[Dataset entries]

>>

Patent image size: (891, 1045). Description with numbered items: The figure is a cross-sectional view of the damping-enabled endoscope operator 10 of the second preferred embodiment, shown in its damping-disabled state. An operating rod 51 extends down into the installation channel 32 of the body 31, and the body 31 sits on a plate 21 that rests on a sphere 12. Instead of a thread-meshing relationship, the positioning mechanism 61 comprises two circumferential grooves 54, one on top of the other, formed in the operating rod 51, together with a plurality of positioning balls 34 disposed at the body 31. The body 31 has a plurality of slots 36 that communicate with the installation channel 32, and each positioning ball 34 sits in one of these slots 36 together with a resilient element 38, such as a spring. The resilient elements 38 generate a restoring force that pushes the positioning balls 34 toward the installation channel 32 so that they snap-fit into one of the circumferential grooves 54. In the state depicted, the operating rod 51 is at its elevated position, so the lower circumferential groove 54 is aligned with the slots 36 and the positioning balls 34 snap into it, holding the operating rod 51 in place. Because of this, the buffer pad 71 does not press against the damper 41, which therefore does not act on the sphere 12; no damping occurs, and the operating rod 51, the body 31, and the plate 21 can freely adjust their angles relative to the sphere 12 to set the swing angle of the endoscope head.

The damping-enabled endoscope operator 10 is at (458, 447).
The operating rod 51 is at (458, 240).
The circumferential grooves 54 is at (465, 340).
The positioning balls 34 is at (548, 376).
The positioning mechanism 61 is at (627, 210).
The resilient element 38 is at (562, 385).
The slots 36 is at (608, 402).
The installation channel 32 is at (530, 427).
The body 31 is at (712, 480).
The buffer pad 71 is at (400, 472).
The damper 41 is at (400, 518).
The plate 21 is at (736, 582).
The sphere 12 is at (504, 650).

<<

* **OBJECTIVE**: Retype every line of the listing above without altering any of it.

* **CORRECT OUTPUT**:
Patent image size: (891, 1045). Description with numbered items: The figure is a cross-sectional view of the damping-enabled endoscope operator 10 of the second preferred embodiment, shown in its damping-disabled state. An operating rod 51 extends down into the installation channel 32 of the body 31, and the body 31 sits on a plate 21 that rests on a sphere 12. Instead of a thread-meshing relationship, the positioning mechanism 61 comprises two circumferential grooves 54, one on top of the other, formed in the operating rod 51, together with a plurality of positioning balls 34 disposed at the body 31. The body 31 has a plurality of slots 36 that communicate with the installation channel 32, and each positioning ball 34 sits in one of these slots 36 together with a resilient element 38, such as a spring. The resilient elements 38 generate a restoring force that pushes the positioning balls 34 toward the installation channel 32 so that they snap-fit into one of the circumferential grooves 54. In the state depicted, the operating rod 51 is at its elevated position, so the lower circumferential groove 54 is aligned with the slots 36 and the positioning balls 34 snap into it, holding the operating rod 51 in place. Because of this, the buffer pad 71 does not press against the damper 41, which therefore does not act on the sphere 12; no damping occurs, and the operating rod 51, the body 31, and the plate 21 can freely adjust their angles relative to the sphere 12 to set the swing angle of the endoscope head.

The damping-enabled endoscope operator 10 is at (458, 447).
The operating rod 51 is at (458, 240).
The circumferential grooves 54 is at (465, 340).
The positioning balls 34 is at (548, 376).
The positioning mechanism 61 is at (627, 210).
The resilient element 38 is at (562, 385).
The slots 36 is at (608, 402).
The installation channel 32 is at (530, 427).
The body 31 is at (712, 480).
The buffer pad 71 is at (400, 472).
The damper 41 is at (400, 518).
The plate 21 is at (736, 582).
The sphere 12 is at (504, 650).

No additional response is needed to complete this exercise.